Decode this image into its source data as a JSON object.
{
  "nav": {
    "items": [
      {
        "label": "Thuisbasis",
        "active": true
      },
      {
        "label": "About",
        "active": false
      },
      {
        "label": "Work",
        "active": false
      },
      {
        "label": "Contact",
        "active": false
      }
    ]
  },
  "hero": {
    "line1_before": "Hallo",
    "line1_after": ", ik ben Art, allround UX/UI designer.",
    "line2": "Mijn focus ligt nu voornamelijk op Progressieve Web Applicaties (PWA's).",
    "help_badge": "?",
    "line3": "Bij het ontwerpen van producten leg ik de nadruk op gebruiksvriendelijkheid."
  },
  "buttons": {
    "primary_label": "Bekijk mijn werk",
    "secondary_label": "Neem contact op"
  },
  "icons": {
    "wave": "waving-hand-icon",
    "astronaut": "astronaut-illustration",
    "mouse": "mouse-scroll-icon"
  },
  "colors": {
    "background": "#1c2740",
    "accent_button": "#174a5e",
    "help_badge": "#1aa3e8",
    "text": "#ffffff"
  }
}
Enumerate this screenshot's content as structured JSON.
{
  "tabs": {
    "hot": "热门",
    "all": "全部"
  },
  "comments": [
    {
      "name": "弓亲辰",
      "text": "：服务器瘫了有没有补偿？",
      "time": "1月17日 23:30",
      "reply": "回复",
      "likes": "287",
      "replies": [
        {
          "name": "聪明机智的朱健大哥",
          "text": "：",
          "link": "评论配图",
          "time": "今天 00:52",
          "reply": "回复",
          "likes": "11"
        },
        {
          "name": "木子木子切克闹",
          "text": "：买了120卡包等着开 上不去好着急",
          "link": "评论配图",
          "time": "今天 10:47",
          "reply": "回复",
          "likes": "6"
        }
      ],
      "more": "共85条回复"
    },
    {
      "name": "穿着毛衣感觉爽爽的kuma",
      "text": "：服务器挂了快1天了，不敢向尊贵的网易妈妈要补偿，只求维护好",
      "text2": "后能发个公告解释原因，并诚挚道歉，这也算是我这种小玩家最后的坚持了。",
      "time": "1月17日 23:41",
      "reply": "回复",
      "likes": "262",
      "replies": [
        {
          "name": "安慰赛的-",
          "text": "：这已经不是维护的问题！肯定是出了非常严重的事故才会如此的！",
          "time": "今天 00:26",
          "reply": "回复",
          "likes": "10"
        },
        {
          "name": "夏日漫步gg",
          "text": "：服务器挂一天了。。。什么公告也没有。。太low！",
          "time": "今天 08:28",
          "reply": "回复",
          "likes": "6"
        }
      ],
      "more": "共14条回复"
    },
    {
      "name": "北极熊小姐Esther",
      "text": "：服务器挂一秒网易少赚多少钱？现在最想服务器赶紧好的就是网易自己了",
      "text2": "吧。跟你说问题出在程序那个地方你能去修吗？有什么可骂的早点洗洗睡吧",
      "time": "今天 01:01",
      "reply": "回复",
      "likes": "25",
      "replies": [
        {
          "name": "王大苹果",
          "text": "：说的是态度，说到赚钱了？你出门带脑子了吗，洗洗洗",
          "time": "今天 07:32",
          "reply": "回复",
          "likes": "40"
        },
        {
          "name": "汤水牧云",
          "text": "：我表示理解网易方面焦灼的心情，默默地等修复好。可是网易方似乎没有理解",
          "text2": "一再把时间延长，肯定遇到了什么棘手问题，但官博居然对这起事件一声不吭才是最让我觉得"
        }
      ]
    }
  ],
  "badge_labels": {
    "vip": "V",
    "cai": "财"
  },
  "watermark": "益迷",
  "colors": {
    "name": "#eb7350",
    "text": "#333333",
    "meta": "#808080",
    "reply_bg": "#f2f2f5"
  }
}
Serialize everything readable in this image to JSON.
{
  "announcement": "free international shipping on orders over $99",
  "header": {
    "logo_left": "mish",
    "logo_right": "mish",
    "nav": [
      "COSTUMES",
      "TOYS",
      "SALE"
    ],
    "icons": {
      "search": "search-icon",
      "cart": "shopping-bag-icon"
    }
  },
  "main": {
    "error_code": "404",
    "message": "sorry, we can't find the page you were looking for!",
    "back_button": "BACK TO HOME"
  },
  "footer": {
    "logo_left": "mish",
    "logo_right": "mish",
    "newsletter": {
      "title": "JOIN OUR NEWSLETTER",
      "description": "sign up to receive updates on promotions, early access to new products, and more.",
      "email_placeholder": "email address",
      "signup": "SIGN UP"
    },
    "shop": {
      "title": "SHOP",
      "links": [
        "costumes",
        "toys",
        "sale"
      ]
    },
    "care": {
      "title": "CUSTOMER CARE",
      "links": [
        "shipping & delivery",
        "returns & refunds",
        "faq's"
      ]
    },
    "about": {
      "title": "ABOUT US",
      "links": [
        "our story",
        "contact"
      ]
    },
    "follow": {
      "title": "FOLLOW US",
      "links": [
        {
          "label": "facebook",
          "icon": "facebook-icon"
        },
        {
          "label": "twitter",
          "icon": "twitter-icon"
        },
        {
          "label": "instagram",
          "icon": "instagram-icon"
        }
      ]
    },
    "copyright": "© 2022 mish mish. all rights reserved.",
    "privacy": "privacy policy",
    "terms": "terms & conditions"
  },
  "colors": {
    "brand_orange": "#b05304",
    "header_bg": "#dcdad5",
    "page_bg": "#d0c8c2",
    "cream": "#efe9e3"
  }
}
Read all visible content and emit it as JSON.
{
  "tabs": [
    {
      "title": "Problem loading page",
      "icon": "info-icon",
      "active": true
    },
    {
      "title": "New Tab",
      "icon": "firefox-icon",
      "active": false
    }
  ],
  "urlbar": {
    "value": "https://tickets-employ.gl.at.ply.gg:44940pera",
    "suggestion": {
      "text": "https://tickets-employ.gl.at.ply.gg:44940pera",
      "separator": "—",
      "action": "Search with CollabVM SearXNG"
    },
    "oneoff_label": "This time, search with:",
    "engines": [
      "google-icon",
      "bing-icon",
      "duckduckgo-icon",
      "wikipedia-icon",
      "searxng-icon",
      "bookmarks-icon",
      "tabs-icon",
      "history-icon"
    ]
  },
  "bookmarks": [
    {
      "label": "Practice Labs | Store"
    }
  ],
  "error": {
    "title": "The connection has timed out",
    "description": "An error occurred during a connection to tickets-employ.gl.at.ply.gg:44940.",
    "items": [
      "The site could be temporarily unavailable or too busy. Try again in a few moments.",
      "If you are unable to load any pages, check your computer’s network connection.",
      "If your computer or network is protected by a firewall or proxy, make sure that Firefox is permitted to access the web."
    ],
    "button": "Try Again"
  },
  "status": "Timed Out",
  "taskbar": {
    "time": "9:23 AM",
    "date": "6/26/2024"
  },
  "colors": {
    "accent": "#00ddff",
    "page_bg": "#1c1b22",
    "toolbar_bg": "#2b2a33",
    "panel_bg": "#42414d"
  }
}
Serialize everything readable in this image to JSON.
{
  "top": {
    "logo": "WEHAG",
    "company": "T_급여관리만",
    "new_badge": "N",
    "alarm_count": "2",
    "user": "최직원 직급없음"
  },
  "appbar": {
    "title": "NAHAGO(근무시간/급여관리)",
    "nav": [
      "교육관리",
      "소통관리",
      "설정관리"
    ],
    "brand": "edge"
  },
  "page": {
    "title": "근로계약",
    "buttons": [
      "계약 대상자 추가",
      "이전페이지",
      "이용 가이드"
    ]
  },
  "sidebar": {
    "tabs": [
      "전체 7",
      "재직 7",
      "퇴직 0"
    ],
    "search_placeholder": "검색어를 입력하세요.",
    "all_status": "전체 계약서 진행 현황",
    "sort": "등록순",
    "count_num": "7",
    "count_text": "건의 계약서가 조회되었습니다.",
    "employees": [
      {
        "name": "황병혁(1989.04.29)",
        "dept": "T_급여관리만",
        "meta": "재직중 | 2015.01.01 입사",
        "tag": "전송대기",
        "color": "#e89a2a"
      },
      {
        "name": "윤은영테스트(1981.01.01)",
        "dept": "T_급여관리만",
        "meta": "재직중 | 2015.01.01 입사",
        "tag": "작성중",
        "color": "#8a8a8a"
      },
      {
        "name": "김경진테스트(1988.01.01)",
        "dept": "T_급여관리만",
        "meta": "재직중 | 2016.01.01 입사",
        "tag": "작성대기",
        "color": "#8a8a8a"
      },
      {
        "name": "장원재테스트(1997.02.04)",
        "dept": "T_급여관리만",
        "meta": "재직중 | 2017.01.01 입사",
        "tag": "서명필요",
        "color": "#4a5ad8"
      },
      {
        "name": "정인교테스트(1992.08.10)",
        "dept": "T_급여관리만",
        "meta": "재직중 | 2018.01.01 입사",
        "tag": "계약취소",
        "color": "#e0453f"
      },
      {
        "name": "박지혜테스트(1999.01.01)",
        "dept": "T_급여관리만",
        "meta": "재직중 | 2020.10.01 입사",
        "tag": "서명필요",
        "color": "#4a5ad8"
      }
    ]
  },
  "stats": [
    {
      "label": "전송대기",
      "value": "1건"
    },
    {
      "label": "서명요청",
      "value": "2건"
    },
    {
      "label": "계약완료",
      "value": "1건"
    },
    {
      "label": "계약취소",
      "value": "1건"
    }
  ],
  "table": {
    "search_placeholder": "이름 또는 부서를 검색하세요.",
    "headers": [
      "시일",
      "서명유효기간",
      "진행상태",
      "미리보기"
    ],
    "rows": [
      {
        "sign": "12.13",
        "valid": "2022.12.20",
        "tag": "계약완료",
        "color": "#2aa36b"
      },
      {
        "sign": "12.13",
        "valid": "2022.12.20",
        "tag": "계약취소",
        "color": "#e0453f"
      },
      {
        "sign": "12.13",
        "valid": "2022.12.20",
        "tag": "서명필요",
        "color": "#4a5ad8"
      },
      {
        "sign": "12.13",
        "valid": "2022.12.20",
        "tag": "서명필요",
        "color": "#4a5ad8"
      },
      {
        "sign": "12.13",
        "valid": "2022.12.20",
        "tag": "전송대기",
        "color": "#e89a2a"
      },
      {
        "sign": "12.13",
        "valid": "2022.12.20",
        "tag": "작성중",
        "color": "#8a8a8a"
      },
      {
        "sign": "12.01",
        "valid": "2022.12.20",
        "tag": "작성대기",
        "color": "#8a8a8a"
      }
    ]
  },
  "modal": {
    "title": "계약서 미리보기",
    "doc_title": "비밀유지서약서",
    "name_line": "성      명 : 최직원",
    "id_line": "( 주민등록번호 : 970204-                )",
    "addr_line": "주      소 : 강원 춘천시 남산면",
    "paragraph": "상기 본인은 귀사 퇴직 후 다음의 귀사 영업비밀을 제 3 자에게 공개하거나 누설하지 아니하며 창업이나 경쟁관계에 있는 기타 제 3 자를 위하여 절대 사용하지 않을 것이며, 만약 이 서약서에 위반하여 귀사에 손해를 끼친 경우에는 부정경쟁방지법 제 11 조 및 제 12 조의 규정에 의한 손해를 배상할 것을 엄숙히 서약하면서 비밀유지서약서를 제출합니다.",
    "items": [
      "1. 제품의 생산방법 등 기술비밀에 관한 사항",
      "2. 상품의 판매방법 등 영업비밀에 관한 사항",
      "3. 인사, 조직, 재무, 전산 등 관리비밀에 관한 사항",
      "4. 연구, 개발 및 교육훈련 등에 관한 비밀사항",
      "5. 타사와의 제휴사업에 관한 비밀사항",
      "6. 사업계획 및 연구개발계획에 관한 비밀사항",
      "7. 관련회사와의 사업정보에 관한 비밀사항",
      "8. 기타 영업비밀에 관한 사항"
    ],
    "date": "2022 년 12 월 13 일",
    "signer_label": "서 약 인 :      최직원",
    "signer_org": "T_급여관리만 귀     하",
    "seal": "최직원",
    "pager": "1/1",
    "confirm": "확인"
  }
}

________

### WORK TO BE COMPLETED:
Find the word "content" and list each line it appears in.

### SOLUTION TO THIS EXERCISE:
Enumerate this screenshot's content as structured JSON.
Read all visible content and emit it as JSON.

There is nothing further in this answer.